Set problem: Restate the records in their entirety, word for word.
═══ Data provided ═══
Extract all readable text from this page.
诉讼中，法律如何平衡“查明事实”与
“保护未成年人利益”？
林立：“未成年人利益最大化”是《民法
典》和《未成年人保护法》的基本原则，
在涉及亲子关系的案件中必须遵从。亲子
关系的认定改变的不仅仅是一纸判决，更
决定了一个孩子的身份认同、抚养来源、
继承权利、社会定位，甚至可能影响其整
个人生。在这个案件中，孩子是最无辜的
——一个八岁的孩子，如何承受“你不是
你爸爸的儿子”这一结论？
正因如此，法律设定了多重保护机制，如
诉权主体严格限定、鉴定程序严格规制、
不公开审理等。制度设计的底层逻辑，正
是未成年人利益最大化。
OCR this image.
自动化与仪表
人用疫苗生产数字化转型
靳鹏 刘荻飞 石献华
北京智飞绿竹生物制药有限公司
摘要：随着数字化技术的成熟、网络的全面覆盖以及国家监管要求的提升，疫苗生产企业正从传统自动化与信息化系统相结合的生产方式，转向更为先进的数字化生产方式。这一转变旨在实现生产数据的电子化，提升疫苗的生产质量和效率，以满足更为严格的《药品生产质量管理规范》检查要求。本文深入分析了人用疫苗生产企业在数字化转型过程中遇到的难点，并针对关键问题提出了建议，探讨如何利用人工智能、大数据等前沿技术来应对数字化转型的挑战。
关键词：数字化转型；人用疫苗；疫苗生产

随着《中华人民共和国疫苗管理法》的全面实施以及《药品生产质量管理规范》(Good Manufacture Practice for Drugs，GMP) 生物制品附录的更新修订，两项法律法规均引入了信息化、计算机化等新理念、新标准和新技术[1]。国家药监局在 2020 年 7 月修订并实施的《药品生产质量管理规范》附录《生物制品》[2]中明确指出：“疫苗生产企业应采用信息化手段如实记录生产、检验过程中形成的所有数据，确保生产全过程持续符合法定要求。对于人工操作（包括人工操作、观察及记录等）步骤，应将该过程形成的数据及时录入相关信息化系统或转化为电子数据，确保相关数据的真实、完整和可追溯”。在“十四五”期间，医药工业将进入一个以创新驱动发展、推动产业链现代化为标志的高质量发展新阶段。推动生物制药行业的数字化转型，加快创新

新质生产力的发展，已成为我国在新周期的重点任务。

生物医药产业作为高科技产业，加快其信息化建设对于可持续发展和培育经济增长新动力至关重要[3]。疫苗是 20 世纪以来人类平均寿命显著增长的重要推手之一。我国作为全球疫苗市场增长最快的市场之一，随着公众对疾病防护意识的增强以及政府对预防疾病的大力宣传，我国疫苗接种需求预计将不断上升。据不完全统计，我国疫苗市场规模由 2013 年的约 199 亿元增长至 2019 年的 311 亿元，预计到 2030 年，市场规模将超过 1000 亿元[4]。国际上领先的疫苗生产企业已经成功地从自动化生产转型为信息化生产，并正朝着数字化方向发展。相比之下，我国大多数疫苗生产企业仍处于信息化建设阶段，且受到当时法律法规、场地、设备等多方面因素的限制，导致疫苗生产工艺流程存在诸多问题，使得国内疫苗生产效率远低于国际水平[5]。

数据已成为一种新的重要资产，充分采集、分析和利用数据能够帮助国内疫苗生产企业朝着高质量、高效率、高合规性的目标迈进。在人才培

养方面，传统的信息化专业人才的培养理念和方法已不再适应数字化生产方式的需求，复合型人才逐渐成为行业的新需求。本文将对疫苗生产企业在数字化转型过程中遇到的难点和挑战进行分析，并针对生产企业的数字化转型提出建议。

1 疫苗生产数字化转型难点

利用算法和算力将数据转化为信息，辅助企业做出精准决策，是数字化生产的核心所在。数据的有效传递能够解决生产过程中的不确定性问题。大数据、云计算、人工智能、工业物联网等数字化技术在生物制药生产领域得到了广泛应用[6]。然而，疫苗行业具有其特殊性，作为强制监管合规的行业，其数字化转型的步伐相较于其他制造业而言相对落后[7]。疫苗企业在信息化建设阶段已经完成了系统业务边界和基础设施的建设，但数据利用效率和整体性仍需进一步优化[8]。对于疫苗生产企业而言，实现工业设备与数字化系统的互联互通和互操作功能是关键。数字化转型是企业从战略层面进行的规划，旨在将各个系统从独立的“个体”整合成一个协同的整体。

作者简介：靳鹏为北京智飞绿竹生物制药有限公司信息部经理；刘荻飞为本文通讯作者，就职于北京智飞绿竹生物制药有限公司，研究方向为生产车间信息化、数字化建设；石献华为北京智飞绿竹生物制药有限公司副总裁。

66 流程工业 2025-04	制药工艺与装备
═══
The reply:
Extract all readable text from this page.
诉讼中，法律如何平衡“查明事实”与
“保护未成年人利益”？
林立：“未成年人利益最大化”是《民法
典》和《未成年人保护法》的基本原则，
在涉及亲子关系的案件中必须遵从。亲子
关系的认定改变的不仅仅是一纸判决，更
决定了一个孩子的身份认同、抚养来源、
继承权利、社会定位，甚至可能影响其整
个人生。在这个案件中，孩子是最无辜的
——一个八岁的孩子，如何承受“你不是
你爸爸的儿子”这一结论？
正因如此，法律设定了多重保护机制，如
诉权主体严格限定、鉴定程序严格规制、
不公开审理等。制度设计的底层逻辑，正
是未成年人利益最大化。
OCR this image.
自动化与仪表
人用疫苗生产数字化转型
靳鹏 刘荻飞 石献华
北京智飞绿竹生物制药有限公司
摘要：随着数字化技术的成熟、网络的全面覆盖以及国家监管要求的提升，疫苗生产企业正从传统自动化与信息化系统相结合的生产方式，转向更为先进的数字化生产方式。这一转变旨在实现生产数据的电子化，提升疫苗的生产质量和效率，以满足更为严格的《药品生产质量管理规范》检查要求。本文深入分析了人用疫苗生产企业在数字化转型过程中遇到的难点，并针对关键问题提出了建议，探讨如何利用人工智能、大数据等前沿技术来应对数字化转型的挑战。
关键词：数字化转型；人用疫苗；疫苗生产

随着《中华人民共和国疫苗管理法》的全面实施以及《药品生产质量管理规范》(Good Manufacture Practice for Drugs，GMP) 生物制品附录的更新修订，两项法律法规均引入了信息化、计算机化等新理念、新标准和新技术[1]。国家药监局在 2020 年 7 月修订并实施的《药品生产质量管理规范》附录《生物制品》[2]中明确指出：“疫苗生产企业应采用信息化手段如实记录生产、检验过程中形成的所有数据，确保生产全过程持续符合法定要求。对于人工操作（包括人工操作、观察及记录等）步骤，应将该过程形成的数据及时录入相关信息化系统或转化为电子数据，确保相关数据的真实、完整和可追溯”。在“十四五”期间，医药工业将进入一个以创新驱动发展、推动产业链现代化为标志的高质量发展新阶段。推动生物制药行业的数字化转型，加快创新

新质生产力的发展，已成为我国在新周期的重点任务。

生物医药产业作为高科技产业，加快其信息化建设对于可持续发展和培育经济增长新动力至关重要[3]。疫苗是 20 世纪以来人类平均寿命显著增长的重要推手之一。我国作为全球疫苗市场增长最快的市场之一，随着公众对疾病防护意识的增强以及政府对预防疾病的大力宣传，我国疫苗接种需求预计将不断上升。据不完全统计，我国疫苗市场规模由 2013 年的约 199 亿元增长至 2019 年的 311 亿元，预计到 2030 年，市场规模将超过 1000 亿元[4]。国际上领先的疫苗生产企业已经成功地从自动化生产转型为信息化生产，并正朝着数字化方向发展。相比之下，我国大多数疫苗生产企业仍处于信息化建设阶段，且受到当时法律法规、场地、设备等多方面因素的限制，导致疫苗生产工艺流程存在诸多问题，使得国内疫苗生产效率远低于国际水平[5]。

数据已成为一种新的重要资产，充分采集、分析和利用数据能够帮助国内疫苗生产企业朝着高质量、高效率、高合规性的目标迈进。在人才培

养方面，传统的信息化专业人才的培养理念和方法已不再适应数字化生产方式的需求，复合型人才逐渐成为行业的新需求。本文将对疫苗生产企业在数字化转型过程中遇到的难点和挑战进行分析，并针对生产企业的数字化转型提出建议。

1 疫苗生产数字化转型难点

利用算法和算力将数据转化为信息，辅助企业做出精准决策，是数字化生产的核心所在。数据的有效传递能够解决生产过程中的不确定性问题。大数据、云计算、人工智能、工业物联网等数字化技术在生物制药生产领域得到了广泛应用[6]。然而，疫苗行业具有其特殊性，作为强制监管合规的行业，其数字化转型的步伐相较于其他制造业而言相对落后[7]。疫苗企业在信息化建设阶段已经完成了系统业务边界和基础设施的建设，但数据利用效率和整体性仍需进一步优化[8]。对于疫苗生产企业而言，实现工业设备与数字化系统的互联互通和互操作功能是关键。数字化转型是企业从战略层面进行的规划，旨在将各个系统从独立的“个体”整合成一个协同的整体。

作者简介：靳鹏为北京智飞绿竹生物制药有限公司信息部经理；刘荻飞为本文通讯作者，就职于北京智飞绿竹生物制药有限公司，研究方向为生产车间信息化、数字化建设；石献华为北京智飞绿竹生物制药有限公司副总裁。

66 流程工业 2025-04	制药工艺与装备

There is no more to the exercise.